#### WORK REQUIRED
How many lines in the entries below contain the string "text"? Case matters, and the reply should be only the number.

#### PROVIDED MATERIAL
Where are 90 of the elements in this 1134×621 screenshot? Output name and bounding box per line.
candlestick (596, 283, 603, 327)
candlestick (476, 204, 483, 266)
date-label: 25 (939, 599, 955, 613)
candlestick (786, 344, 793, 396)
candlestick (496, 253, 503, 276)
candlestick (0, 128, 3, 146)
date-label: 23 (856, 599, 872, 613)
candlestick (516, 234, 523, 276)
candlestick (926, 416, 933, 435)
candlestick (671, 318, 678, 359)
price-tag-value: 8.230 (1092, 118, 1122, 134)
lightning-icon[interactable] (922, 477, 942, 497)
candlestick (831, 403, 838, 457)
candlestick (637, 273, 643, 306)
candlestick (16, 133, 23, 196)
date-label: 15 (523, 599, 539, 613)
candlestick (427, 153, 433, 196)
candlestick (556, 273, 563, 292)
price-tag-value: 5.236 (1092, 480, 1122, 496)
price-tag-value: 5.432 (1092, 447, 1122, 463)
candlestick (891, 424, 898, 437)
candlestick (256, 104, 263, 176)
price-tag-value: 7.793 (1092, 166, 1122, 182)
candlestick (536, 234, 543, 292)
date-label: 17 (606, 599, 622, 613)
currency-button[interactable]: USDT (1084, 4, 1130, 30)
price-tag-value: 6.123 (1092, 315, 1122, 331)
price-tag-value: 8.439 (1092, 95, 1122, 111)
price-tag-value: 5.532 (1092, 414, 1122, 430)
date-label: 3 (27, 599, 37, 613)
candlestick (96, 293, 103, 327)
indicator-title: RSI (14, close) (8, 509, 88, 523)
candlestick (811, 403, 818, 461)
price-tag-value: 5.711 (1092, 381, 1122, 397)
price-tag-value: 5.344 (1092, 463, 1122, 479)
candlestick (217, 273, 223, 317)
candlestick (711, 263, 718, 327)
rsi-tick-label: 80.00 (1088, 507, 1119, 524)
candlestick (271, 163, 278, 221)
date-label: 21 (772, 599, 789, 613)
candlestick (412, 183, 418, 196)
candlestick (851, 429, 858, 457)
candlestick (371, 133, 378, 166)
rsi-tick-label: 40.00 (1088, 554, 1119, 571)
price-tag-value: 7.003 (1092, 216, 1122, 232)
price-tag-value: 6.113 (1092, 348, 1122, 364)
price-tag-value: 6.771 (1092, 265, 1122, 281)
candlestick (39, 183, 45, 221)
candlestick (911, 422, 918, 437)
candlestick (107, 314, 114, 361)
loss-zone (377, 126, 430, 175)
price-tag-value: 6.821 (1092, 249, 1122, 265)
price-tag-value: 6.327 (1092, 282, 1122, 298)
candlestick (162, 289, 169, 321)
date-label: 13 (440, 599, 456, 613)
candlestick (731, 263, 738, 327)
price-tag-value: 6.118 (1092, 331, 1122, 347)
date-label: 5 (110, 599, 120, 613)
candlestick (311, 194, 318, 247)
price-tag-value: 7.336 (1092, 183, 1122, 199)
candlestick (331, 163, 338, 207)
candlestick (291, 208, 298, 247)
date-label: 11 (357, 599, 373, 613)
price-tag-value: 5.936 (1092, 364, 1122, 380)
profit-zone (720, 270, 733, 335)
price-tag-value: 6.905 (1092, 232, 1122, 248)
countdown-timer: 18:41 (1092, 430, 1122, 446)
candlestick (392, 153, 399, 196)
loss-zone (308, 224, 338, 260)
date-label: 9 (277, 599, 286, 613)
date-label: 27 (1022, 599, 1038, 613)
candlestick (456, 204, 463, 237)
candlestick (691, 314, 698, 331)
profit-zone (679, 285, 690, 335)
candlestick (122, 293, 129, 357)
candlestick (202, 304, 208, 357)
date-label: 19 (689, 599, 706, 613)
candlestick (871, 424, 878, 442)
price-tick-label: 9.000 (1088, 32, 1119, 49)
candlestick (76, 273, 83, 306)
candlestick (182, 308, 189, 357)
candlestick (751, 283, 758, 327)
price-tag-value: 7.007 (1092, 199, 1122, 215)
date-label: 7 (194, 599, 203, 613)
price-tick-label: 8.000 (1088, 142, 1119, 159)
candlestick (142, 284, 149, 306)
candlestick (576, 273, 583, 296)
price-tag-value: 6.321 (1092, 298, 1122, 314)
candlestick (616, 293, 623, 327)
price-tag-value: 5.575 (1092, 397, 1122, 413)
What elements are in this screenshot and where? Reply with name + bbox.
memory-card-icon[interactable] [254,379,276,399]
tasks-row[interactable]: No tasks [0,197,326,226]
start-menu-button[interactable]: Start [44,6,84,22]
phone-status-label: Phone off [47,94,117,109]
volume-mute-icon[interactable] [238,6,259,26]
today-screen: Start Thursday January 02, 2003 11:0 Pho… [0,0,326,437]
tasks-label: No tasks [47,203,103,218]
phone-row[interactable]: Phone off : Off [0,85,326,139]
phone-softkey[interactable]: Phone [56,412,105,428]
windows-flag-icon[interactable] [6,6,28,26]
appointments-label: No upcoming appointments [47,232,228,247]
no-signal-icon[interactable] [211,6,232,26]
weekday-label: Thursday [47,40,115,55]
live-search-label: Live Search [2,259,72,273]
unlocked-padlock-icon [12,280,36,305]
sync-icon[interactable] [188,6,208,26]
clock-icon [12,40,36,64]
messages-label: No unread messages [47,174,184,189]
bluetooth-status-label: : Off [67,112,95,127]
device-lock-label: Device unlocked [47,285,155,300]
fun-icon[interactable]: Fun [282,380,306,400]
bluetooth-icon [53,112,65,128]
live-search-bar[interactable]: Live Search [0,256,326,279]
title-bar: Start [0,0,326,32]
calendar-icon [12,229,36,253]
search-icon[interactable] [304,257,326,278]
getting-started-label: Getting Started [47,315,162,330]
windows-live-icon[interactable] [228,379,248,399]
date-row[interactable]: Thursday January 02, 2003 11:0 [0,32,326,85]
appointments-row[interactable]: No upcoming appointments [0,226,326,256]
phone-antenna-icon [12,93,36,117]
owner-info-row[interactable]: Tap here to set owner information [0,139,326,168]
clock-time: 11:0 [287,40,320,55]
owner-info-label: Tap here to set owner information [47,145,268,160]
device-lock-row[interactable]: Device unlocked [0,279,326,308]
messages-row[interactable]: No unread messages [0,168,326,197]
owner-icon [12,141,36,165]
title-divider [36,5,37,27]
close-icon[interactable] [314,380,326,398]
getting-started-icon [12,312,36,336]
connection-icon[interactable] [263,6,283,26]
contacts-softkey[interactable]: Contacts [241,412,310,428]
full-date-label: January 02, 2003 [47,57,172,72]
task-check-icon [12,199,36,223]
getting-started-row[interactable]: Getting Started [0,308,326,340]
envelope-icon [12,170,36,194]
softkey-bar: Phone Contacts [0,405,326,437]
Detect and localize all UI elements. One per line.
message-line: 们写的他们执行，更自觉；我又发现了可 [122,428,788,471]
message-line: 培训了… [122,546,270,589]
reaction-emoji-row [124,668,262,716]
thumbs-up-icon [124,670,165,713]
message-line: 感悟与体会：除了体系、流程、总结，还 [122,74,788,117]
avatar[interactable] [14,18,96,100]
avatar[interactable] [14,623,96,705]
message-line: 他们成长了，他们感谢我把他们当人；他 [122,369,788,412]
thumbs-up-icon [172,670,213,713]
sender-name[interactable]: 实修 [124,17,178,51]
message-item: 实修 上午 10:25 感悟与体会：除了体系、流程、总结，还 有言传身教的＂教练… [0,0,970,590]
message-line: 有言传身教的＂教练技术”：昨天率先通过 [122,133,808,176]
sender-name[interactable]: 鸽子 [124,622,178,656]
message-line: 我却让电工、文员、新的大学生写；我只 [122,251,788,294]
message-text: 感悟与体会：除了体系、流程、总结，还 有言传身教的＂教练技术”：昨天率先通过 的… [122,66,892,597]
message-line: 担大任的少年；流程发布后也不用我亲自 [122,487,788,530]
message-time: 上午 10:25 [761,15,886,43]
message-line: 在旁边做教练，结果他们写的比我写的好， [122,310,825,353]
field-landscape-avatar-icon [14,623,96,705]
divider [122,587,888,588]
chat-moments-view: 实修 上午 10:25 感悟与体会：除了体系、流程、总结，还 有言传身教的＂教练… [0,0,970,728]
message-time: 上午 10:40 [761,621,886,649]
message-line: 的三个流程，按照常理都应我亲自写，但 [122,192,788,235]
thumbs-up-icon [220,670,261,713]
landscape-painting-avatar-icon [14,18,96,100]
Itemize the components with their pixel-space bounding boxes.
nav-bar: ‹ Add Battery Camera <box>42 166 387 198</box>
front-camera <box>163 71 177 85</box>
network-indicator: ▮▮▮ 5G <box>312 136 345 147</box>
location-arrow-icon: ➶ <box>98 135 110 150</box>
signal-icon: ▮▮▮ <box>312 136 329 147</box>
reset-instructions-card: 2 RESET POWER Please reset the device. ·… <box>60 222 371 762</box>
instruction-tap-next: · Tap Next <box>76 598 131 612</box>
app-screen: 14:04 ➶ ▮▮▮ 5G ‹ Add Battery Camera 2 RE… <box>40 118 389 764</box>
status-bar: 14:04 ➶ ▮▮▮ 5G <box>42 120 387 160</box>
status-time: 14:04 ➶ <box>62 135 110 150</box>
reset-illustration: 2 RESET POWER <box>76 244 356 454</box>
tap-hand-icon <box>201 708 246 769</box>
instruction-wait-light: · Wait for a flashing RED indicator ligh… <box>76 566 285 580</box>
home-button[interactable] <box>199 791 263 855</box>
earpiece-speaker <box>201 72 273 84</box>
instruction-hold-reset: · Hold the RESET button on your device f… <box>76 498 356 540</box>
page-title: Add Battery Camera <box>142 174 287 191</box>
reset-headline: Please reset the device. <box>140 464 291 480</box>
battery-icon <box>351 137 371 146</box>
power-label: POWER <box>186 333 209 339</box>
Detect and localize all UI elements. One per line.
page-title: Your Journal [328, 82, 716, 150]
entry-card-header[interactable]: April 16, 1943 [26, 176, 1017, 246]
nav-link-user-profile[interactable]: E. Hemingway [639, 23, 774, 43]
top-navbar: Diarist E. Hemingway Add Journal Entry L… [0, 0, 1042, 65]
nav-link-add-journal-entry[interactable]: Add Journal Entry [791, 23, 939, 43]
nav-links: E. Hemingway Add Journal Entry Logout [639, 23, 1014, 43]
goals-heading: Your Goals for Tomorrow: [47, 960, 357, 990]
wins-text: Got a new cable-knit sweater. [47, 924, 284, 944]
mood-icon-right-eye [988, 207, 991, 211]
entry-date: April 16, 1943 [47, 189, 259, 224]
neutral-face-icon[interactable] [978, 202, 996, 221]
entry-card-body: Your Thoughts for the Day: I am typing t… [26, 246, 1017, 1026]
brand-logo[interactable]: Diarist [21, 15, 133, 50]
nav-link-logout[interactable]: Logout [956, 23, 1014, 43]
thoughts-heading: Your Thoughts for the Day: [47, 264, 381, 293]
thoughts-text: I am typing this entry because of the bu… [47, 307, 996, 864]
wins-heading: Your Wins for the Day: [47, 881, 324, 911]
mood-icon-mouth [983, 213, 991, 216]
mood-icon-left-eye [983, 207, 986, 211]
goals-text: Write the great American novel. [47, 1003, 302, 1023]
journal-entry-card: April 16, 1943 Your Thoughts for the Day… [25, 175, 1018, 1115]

#### EXPECTED ANSWER
4